● PROBLEM TO SOLVE
From the line that has "Type out the text in this image." down to the final line of the listing below, transcribe every line exactly, and only those.
--- Start MATERIAL ---
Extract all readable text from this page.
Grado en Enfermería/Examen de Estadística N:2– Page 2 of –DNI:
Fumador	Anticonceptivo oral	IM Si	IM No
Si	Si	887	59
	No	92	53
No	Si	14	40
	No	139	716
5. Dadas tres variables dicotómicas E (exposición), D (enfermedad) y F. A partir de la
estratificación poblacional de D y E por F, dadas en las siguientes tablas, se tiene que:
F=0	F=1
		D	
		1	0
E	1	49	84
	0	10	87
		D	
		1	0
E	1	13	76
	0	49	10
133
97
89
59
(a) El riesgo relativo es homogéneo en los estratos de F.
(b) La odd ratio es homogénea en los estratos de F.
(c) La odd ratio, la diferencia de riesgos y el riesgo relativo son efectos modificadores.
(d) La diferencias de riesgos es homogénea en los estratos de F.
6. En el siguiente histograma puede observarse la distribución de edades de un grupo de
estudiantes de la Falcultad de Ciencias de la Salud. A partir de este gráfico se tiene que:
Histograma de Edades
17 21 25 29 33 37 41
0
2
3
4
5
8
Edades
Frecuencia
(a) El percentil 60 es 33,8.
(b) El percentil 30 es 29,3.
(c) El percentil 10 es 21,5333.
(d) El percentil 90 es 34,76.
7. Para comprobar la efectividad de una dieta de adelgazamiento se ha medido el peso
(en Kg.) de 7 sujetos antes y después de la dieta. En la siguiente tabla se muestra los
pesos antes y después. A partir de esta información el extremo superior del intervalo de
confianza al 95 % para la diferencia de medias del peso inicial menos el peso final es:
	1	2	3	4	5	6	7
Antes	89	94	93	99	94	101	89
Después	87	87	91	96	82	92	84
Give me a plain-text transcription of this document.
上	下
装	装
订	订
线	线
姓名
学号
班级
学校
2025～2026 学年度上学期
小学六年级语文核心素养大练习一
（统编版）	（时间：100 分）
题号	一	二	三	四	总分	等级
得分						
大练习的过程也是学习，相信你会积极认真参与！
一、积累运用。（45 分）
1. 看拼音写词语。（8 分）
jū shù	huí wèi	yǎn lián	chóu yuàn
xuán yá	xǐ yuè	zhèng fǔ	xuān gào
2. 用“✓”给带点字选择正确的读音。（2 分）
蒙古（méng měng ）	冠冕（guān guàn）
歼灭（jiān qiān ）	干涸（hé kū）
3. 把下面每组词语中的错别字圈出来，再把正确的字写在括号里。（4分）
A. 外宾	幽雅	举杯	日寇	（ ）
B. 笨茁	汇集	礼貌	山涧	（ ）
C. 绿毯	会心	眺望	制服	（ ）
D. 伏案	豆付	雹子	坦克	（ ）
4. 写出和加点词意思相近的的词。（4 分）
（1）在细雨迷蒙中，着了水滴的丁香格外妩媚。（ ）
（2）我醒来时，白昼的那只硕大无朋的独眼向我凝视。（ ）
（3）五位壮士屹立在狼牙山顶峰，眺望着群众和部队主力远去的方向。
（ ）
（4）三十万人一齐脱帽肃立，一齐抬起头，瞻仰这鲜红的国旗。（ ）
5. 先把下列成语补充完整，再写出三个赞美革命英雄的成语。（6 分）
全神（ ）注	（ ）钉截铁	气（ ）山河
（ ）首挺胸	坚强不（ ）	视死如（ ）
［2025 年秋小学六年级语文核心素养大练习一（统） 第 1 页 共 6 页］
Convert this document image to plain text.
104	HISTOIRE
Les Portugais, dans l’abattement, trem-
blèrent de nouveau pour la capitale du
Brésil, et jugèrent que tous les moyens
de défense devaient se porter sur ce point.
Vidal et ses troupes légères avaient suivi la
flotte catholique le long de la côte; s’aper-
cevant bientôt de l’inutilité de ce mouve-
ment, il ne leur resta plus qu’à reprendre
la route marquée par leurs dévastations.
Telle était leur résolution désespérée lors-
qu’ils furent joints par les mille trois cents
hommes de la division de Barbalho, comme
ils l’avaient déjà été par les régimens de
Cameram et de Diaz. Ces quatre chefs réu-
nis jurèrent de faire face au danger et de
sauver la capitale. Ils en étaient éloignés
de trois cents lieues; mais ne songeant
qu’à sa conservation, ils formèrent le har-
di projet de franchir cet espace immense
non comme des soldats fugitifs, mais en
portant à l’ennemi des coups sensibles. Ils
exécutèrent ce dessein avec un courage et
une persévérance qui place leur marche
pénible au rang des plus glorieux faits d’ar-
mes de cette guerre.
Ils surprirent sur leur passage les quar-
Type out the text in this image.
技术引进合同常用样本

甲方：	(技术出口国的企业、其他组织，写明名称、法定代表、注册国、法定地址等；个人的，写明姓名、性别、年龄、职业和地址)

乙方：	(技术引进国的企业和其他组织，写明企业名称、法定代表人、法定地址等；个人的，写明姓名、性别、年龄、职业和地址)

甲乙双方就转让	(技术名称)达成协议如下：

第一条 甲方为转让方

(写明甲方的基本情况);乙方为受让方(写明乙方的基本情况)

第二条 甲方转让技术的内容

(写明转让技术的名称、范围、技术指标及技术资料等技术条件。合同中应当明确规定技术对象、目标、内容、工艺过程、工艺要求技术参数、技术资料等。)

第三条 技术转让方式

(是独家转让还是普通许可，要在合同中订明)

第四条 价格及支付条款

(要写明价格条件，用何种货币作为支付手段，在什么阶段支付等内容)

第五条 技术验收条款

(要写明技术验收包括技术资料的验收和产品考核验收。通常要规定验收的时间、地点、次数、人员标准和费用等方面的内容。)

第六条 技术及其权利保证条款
--- End MATERIAL ---
● COMPLETED EXERCISE
Type out the text in this image.
技术引进合同常用样本

甲方：	(技术出口国的企业、其他组织，写明名称、法定代表、注册国、法定地址等；个人的，写明姓名、性别、年龄、职业和地址)

乙方：	(技术引进国的企业和其他组织，写明企业名称、法定代表人、法定地址等；个人的，写明姓名、性别、年龄、职业和地址)

甲乙双方就转让	(技术名称)达成协议如下：

第一条 甲方为转让方

(写明甲方的基本情况);乙方为受让方(写明乙方的基本情况)

第二条 甲方转让技术的内容

(写明转让技术的名称、范围、技术指标及技术资料等技术条件。合同中应当明确规定技术对象、目标、内容、工艺过程、工艺要求技术参数、技术资料等。)

第三条 技术转让方式

(是独家转让还是普通许可，要在合同中订明)

第四条 价格及支付条款

(要写明价格条件，用何种货币作为支付手段，在什么阶段支付等内容)

第五条 技术验收条款

(要写明技术验收包括技术资料的验收和产品考核验收。通常要规定验收的时间、地点、次数、人员标准和费用等方面的内容。)

第六条 技术及其权利保证条款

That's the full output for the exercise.